**Task instructions**: Your answer should be a single number: the count of lines containing "Clogged".

Records from a collection:
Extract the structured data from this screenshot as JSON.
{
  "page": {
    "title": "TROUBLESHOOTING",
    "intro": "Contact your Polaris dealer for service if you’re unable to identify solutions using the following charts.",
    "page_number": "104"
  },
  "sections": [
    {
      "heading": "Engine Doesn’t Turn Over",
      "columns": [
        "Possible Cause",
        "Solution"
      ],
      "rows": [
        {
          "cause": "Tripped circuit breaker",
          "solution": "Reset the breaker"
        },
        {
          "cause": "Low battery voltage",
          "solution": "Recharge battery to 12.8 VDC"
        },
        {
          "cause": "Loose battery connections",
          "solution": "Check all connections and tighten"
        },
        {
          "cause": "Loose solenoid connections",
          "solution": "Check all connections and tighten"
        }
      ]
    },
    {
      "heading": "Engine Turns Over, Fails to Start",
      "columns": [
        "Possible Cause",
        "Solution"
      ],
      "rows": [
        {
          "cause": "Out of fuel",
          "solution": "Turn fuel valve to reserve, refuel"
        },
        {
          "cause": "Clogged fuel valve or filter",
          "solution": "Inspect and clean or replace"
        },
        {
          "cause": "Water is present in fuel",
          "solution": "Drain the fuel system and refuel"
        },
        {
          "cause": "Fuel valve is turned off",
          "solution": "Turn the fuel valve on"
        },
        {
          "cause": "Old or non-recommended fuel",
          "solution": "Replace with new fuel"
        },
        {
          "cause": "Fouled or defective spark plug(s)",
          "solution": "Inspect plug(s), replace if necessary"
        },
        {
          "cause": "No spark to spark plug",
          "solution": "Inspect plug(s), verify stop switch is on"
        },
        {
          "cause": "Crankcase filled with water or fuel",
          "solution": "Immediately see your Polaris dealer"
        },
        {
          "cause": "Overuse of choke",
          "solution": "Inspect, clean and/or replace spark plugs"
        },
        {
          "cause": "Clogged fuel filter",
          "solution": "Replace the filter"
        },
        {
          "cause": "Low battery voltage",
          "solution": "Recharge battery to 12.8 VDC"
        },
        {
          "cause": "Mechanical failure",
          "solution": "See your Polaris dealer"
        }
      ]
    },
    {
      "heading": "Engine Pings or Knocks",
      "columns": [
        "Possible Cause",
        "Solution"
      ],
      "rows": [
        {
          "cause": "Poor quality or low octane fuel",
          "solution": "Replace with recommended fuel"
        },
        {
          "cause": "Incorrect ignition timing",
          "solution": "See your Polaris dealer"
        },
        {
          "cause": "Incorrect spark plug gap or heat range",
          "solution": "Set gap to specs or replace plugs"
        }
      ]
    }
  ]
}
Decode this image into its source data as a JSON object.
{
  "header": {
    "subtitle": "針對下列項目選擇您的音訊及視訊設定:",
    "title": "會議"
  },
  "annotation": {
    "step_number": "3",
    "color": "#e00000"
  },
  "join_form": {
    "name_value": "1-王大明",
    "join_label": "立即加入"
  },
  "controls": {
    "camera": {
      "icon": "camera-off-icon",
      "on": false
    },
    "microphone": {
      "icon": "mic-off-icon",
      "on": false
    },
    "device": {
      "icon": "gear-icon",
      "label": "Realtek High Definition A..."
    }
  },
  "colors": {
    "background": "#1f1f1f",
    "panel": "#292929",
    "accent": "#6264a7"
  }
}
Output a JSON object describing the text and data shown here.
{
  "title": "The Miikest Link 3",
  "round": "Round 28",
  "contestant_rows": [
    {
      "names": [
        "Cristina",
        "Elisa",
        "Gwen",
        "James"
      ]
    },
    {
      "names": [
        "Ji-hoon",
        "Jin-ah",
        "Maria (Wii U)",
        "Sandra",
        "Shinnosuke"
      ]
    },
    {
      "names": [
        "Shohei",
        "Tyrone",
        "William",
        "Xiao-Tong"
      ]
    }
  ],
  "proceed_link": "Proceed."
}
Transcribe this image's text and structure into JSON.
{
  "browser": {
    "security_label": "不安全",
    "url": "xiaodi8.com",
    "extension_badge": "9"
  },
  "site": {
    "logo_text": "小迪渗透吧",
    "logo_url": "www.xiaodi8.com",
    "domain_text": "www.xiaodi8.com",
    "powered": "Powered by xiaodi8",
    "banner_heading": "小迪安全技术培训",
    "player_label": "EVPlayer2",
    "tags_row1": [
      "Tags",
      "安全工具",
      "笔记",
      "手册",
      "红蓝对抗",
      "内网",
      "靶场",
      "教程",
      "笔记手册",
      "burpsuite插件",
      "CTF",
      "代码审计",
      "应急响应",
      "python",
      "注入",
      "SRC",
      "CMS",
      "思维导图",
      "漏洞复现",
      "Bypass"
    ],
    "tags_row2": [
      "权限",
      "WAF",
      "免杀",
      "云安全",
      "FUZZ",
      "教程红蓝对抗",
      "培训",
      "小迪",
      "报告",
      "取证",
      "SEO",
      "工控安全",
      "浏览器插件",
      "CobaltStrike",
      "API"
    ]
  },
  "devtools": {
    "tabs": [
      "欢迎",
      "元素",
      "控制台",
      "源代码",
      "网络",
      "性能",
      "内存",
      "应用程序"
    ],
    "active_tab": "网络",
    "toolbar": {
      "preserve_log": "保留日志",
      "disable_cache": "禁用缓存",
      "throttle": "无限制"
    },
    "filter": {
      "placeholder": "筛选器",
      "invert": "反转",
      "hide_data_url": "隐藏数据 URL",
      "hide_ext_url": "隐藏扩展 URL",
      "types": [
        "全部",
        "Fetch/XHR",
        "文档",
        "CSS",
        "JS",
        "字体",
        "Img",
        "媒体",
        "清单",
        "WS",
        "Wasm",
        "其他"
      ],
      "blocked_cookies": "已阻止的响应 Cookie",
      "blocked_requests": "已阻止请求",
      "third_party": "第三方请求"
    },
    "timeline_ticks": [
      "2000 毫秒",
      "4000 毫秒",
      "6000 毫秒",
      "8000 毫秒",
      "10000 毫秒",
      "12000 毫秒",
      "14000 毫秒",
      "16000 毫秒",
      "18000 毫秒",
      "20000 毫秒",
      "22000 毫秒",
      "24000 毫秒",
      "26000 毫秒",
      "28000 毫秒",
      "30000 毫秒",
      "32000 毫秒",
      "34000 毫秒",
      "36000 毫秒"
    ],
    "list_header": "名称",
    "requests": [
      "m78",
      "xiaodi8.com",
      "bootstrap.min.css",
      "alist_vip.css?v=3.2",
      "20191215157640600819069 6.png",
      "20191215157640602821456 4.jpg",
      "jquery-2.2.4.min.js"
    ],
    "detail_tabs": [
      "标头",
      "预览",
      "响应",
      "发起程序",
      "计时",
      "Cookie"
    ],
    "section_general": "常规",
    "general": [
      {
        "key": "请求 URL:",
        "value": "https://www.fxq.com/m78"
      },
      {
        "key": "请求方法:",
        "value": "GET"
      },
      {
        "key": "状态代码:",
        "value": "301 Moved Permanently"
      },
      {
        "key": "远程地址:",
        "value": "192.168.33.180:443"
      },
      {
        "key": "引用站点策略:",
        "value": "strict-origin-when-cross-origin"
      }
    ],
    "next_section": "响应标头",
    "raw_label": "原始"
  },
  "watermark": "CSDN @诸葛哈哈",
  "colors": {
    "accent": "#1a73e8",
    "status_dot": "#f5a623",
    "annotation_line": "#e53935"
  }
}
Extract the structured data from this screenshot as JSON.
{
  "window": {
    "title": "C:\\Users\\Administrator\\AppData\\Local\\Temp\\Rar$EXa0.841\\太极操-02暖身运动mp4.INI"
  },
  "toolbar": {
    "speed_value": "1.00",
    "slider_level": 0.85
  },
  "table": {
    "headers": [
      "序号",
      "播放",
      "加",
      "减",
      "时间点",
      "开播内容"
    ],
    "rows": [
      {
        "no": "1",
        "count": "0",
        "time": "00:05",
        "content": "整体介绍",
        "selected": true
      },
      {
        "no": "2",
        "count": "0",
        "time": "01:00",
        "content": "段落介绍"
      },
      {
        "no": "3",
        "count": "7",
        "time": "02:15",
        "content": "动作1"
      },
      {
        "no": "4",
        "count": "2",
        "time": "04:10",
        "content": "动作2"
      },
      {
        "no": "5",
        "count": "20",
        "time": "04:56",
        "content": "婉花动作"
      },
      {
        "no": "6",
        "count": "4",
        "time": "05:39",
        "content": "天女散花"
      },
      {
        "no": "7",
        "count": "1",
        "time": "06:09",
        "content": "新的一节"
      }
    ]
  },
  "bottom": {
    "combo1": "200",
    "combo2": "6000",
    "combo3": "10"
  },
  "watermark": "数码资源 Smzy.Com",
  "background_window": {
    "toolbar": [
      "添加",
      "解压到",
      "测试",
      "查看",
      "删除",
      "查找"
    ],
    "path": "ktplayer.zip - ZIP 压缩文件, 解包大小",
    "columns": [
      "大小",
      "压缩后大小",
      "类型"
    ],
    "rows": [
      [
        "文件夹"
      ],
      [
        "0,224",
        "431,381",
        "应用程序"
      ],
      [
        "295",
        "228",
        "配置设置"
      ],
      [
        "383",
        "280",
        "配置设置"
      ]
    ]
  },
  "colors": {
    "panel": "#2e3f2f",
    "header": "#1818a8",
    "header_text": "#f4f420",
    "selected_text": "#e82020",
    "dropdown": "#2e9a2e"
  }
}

**Problem solution**: 2